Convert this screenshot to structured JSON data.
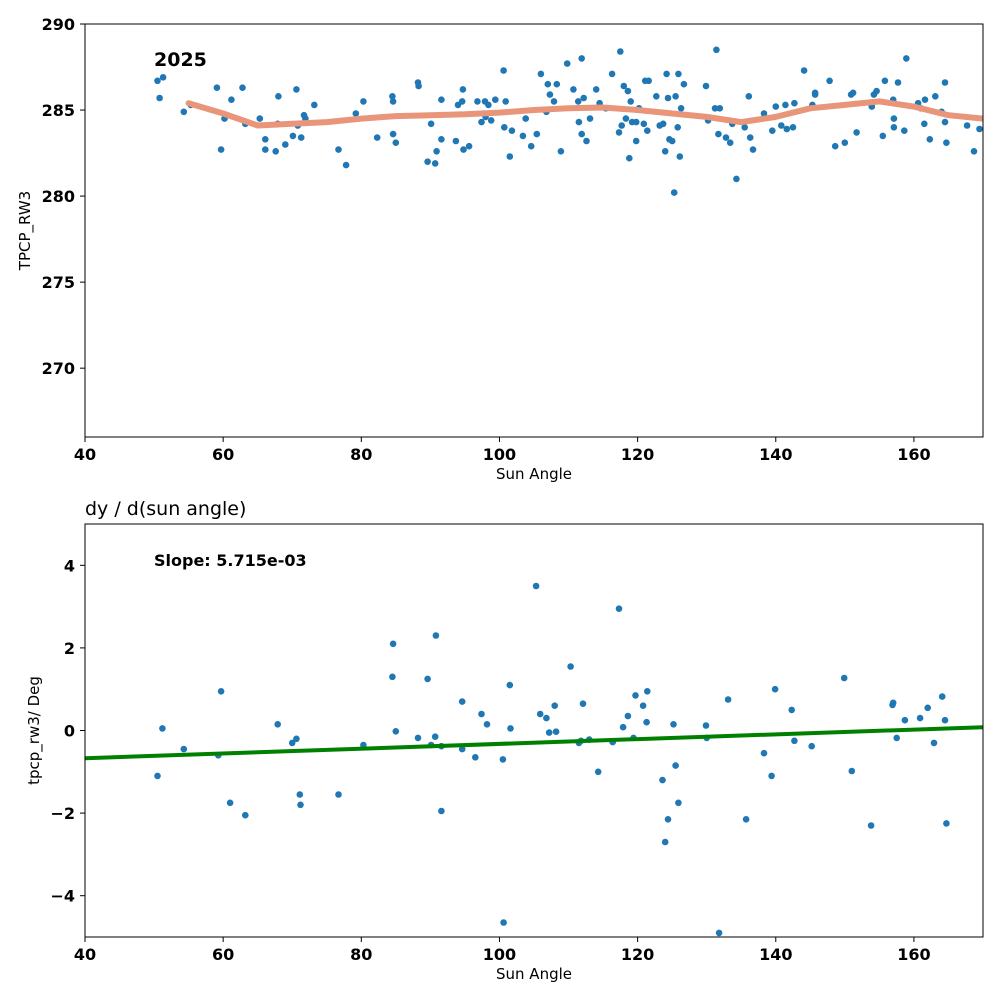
{
  "chart_data": [
    {
      "type": "scatter",
      "title": "",
      "annotation": "2025",
      "xlabel": "Sun Angle",
      "ylabel": "TPCP_RW3",
      "xlim": [
        40,
        170
      ],
      "ylim": [
        266,
        290
      ],
      "xticks": [
        40,
        60,
        80,
        100,
        120,
        140,
        160
      ],
      "yticks": [
        270,
        275,
        280,
        285,
        290
      ],
      "grid": false,
      "colors": {
        "points": "#1f77b4",
        "smooth_line": "#e8957a"
      },
      "points": [
        [
          50.5,
          286.7
        ],
        [
          51.3,
          286.9
        ],
        [
          50.8,
          285.7
        ],
        [
          54.3,
          284.9
        ],
        [
          55.3,
          285.3
        ],
        [
          59.1,
          286.3
        ],
        [
          59.7,
          282.7
        ],
        [
          60.2,
          284.5
        ],
        [
          61.2,
          285.6
        ],
        [
          62.8,
          286.3
        ],
        [
          63.2,
          284.2
        ],
        [
          65.3,
          284.5
        ],
        [
          66.1,
          283.3
        ],
        [
          66.1,
          282.7
        ],
        [
          67.6,
          282.6
        ],
        [
          67.9,
          284.2
        ],
        [
          68.0,
          285.8
        ],
        [
          69.0,
          283.0
        ],
        [
          70.1,
          283.5
        ],
        [
          70.6,
          286.2
        ],
        [
          70.8,
          284.1
        ],
        [
          71.3,
          283.4
        ],
        [
          71.7,
          284.7
        ],
        [
          71.9,
          284.5
        ],
        [
          73.2,
          285.3
        ],
        [
          76.7,
          282.7
        ],
        [
          77.8,
          281.8
        ],
        [
          79.2,
          284.8
        ],
        [
          80.3,
          285.5
        ],
        [
          82.3,
          283.4
        ],
        [
          84.5,
          285.8
        ],
        [
          84.6,
          283.6
        ],
        [
          84.6,
          285.5
        ],
        [
          85.0,
          283.1
        ],
        [
          88.2,
          286.6
        ],
        [
          88.3,
          286.4
        ],
        [
          89.6,
          282.0
        ],
        [
          90.1,
          284.2
        ],
        [
          90.7,
          281.9
        ],
        [
          90.9,
          282.6
        ],
        [
          91.6,
          283.3
        ],
        [
          91.6,
          285.6
        ],
        [
          93.7,
          283.2
        ],
        [
          94.0,
          285.3
        ],
        [
          94.6,
          285.5
        ],
        [
          94.7,
          286.2
        ],
        [
          94.8,
          282.7
        ],
        [
          95.6,
          282.9
        ],
        [
          96.8,
          285.5
        ],
        [
          97.4,
          284.3
        ],
        [
          97.9,
          285.5
        ],
        [
          98.0,
          284.6
        ],
        [
          98.4,
          285.3
        ],
        [
          98.8,
          284.4
        ],
        [
          99.4,
          285.6
        ],
        [
          100.6,
          287.3
        ],
        [
          100.7,
          284.0
        ],
        [
          100.9,
          285.5
        ],
        [
          101.5,
          282.3
        ],
        [
          101.8,
          283.8
        ],
        [
          103.4,
          283.5
        ],
        [
          103.8,
          284.5
        ],
        [
          104.6,
          282.9
        ],
        [
          105.4,
          283.6
        ],
        [
          106.0,
          287.1
        ],
        [
          106.8,
          284.9
        ],
        [
          107.0,
          286.5
        ],
        [
          107.3,
          285.9
        ],
        [
          107.9,
          285.5
        ],
        [
          108.3,
          286.5
        ],
        [
          108.9,
          282.6
        ],
        [
          109.8,
          287.7
        ],
        [
          110.7,
          286.2
        ],
        [
          111.4,
          285.5
        ],
        [
          111.5,
          284.3
        ],
        [
          111.9,
          283.6
        ],
        [
          111.9,
          288.0
        ],
        [
          112.2,
          285.7
        ],
        [
          112.6,
          283.2
        ],
        [
          113.1,
          284.5
        ],
        [
          114.0,
          286.2
        ],
        [
          114.5,
          285.4
        ],
        [
          115.4,
          285.1
        ],
        [
          116.3,
          287.1
        ],
        [
          117.3,
          283.7
        ],
        [
          117.5,
          288.4
        ],
        [
          117.7,
          284.1
        ],
        [
          118.0,
          286.4
        ],
        [
          118.3,
          284.5
        ],
        [
          118.6,
          286.1
        ],
        [
          118.8,
          282.2
        ],
        [
          119.0,
          285.5
        ],
        [
          119.2,
          284.3
        ],
        [
          119.8,
          283.2
        ],
        [
          119.8,
          284.3
        ],
        [
          120.2,
          285.1
        ],
        [
          120.9,
          284.2
        ],
        [
          121.1,
          286.7
        ],
        [
          121.4,
          283.8
        ],
        [
          121.6,
          286.7
        ],
        [
          122.7,
          285.8
        ],
        [
          123.2,
          284.1
        ],
        [
          123.7,
          284.2
        ],
        [
          124.0,
          282.6
        ],
        [
          124.2,
          287.1
        ],
        [
          124.4,
          285.7
        ],
        [
          124.6,
          283.3
        ],
        [
          125.0,
          283.2
        ],
        [
          125.3,
          280.2
        ],
        [
          125.5,
          285.8
        ],
        [
          125.8,
          284.0
        ],
        [
          125.9,
          287.1
        ],
        [
          126.1,
          282.3
        ],
        [
          126.3,
          285.1
        ],
        [
          126.7,
          286.5
        ],
        [
          129.9,
          286.4
        ],
        [
          130.2,
          284.4
        ],
        [
          131.2,
          285.1
        ],
        [
          131.4,
          288.5
        ],
        [
          131.7,
          283.6
        ],
        [
          131.9,
          285.1
        ],
        [
          132.8,
          283.4
        ],
        [
          133.4,
          283.1
        ],
        [
          133.7,
          284.2
        ],
        [
          134.3,
          281.0
        ],
        [
          135.5,
          284.0
        ],
        [
          136.1,
          285.8
        ],
        [
          136.3,
          283.4
        ],
        [
          136.7,
          282.7
        ],
        [
          138.3,
          284.8
        ],
        [
          139.5,
          283.8
        ],
        [
          140.0,
          285.2
        ],
        [
          140.8,
          284.1
        ],
        [
          141.4,
          285.3
        ],
        [
          141.6,
          283.9
        ],
        [
          142.5,
          284.0
        ],
        [
          142.7,
          285.4
        ],
        [
          144.1,
          287.3
        ],
        [
          145.3,
          285.3
        ],
        [
          145.7,
          285.9
        ],
        [
          145.7,
          286.0
        ],
        [
          147.8,
          286.7
        ],
        [
          148.6,
          282.9
        ],
        [
          150.0,
          283.1
        ],
        [
          150.9,
          285.9
        ],
        [
          151.2,
          286.0
        ],
        [
          151.7,
          283.7
        ],
        [
          153.9,
          285.2
        ],
        [
          154.2,
          285.9
        ],
        [
          154.6,
          286.1
        ],
        [
          155.5,
          283.5
        ],
        [
          155.8,
          286.7
        ],
        [
          157.0,
          285.6
        ],
        [
          157.1,
          284.5
        ],
        [
          157.1,
          284.0
        ],
        [
          157.7,
          286.6
        ],
        [
          158.6,
          283.8
        ],
        [
          158.9,
          288.0
        ],
        [
          160.6,
          285.4
        ],
        [
          161.0,
          285.1
        ],
        [
          161.5,
          284.2
        ],
        [
          161.6,
          285.6
        ],
        [
          162.3,
          283.3
        ],
        [
          163.1,
          285.8
        ],
        [
          164.0,
          284.9
        ],
        [
          164.5,
          286.6
        ],
        [
          164.5,
          284.3
        ],
        [
          164.7,
          283.1
        ],
        [
          167.7,
          284.1
        ],
        [
          168.7,
          282.6
        ],
        [
          169.5,
          283.9
        ]
      ],
      "smooth_line": [
        [
          55,
          285.4
        ],
        [
          60,
          284.8
        ],
        [
          65,
          284.1
        ],
        [
          70,
          284.2
        ],
        [
          75,
          284.3
        ],
        [
          80,
          284.5
        ],
        [
          85,
          284.65
        ],
        [
          90,
          284.7
        ],
        [
          95,
          284.75
        ],
        [
          100,
          284.85
        ],
        [
          105,
          285.0
        ],
        [
          110,
          285.1
        ],
        [
          115,
          285.15
        ],
        [
          120,
          285.0
        ],
        [
          125,
          284.8
        ],
        [
          130,
          284.6
        ],
        [
          135,
          284.3
        ],
        [
          140,
          284.6
        ],
        [
          145,
          285.1
        ],
        [
          150,
          285.3
        ],
        [
          155,
          285.5
        ],
        [
          160,
          285.2
        ],
        [
          165,
          284.7
        ],
        [
          170,
          284.5
        ]
      ]
    },
    {
      "type": "scatter",
      "title": "dy / d(sun angle)",
      "annotation": "Slope: 5.715e-03",
      "xlabel": "Sun Angle",
      "ylabel": "tpcp_rw3/ Deg",
      "xlim": [
        40,
        170
      ],
      "ylim": [
        -5,
        5
      ],
      "xticks": [
        40,
        60,
        80,
        100,
        120,
        140,
        160
      ],
      "yticks": [
        -4,
        -2,
        0,
        2,
        4
      ],
      "grid": false,
      "colors": {
        "points": "#1f77b4",
        "fit_line": "#008000"
      },
      "points": [
        [
          50.5,
          -1.1
        ],
        [
          51.2,
          0.05
        ],
        [
          54.3,
          -0.45
        ],
        [
          59.3,
          -0.6
        ],
        [
          59.7,
          0.95
        ],
        [
          61.0,
          -1.75
        ],
        [
          63.2,
          -2.05
        ],
        [
          67.9,
          0.15
        ],
        [
          70.0,
          -0.3
        ],
        [
          70.6,
          -0.2
        ],
        [
          71.1,
          -1.55
        ],
        [
          71.2,
          -1.8
        ],
        [
          76.7,
          -1.55
        ],
        [
          80.3,
          -0.35
        ],
        [
          84.5,
          1.3
        ],
        [
          84.6,
          2.1
        ],
        [
          85.0,
          -0.02
        ],
        [
          88.2,
          -0.18
        ],
        [
          89.6,
          1.25
        ],
        [
          90.1,
          -0.35
        ],
        [
          90.7,
          -0.15
        ],
        [
          90.8,
          2.3
        ],
        [
          91.6,
          -0.38
        ],
        [
          91.6,
          -1.95
        ],
        [
          94.6,
          0.7
        ],
        [
          94.6,
          -0.45
        ],
        [
          96.5,
          -0.65
        ],
        [
          97.4,
          0.4
        ],
        [
          98.2,
          0.15
        ],
        [
          100.5,
          -0.7
        ],
        [
          100.6,
          -4.65
        ],
        [
          101.5,
          1.1
        ],
        [
          101.6,
          0.05
        ],
        [
          105.3,
          3.5
        ],
        [
          105.9,
          0.4
        ],
        [
          106.8,
          0.3
        ],
        [
          107.2,
          -0.05
        ],
        [
          108.0,
          0.6
        ],
        [
          108.2,
          -0.03
        ],
        [
          110.3,
          1.55
        ],
        [
          111.5,
          -0.3
        ],
        [
          111.8,
          -0.25
        ],
        [
          112.1,
          0.65
        ],
        [
          113.0,
          -0.22
        ],
        [
          114.3,
          -1.0
        ],
        [
          116.4,
          -0.28
        ],
        [
          117.3,
          2.95
        ],
        [
          117.9,
          0.08
        ],
        [
          118.6,
          0.35
        ],
        [
          119.4,
          -0.18
        ],
        [
          119.7,
          0.85
        ],
        [
          120.8,
          0.6
        ],
        [
          121.3,
          0.2
        ],
        [
          121.4,
          0.95
        ],
        [
          123.6,
          -1.2
        ],
        [
          124.0,
          -2.7
        ],
        [
          124.4,
          -2.15
        ],
        [
          125.2,
          0.15
        ],
        [
          125.5,
          -0.85
        ],
        [
          125.9,
          -1.75
        ],
        [
          129.9,
          0.12
        ],
        [
          130.0,
          -0.18
        ],
        [
          131.8,
          -4.9
        ],
        [
          133.1,
          0.75
        ],
        [
          135.7,
          -2.15
        ],
        [
          138.3,
          -0.55
        ],
        [
          139.4,
          -1.1
        ],
        [
          139.9,
          1.0
        ],
        [
          142.3,
          0.5
        ],
        [
          142.7,
          -0.25
        ],
        [
          145.2,
          -0.38
        ],
        [
          149.9,
          1.27
        ],
        [
          151.0,
          -0.98
        ],
        [
          153.8,
          -2.3
        ],
        [
          156.9,
          0.62
        ],
        [
          157.0,
          0.67
        ],
        [
          157.5,
          -0.18
        ],
        [
          158.7,
          0.25
        ],
        [
          160.9,
          0.3
        ],
        [
          162.0,
          0.55
        ],
        [
          162.9,
          -0.3
        ],
        [
          164.1,
          0.82
        ],
        [
          164.5,
          0.25
        ],
        [
          164.7,
          -2.25
        ]
      ],
      "fit_line": [
        [
          40,
          -0.67
        ],
        [
          170,
          0.08
        ]
      ]
    }
  ]
}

----------------------------------------

**WHAT YOU HAVE TO DO**
Select all lines in the listing that include the word "annotation".

**WRITTEN RESPONSE**
      "annotation": "2025",
      "annotation": "Slope: 5.715e-03",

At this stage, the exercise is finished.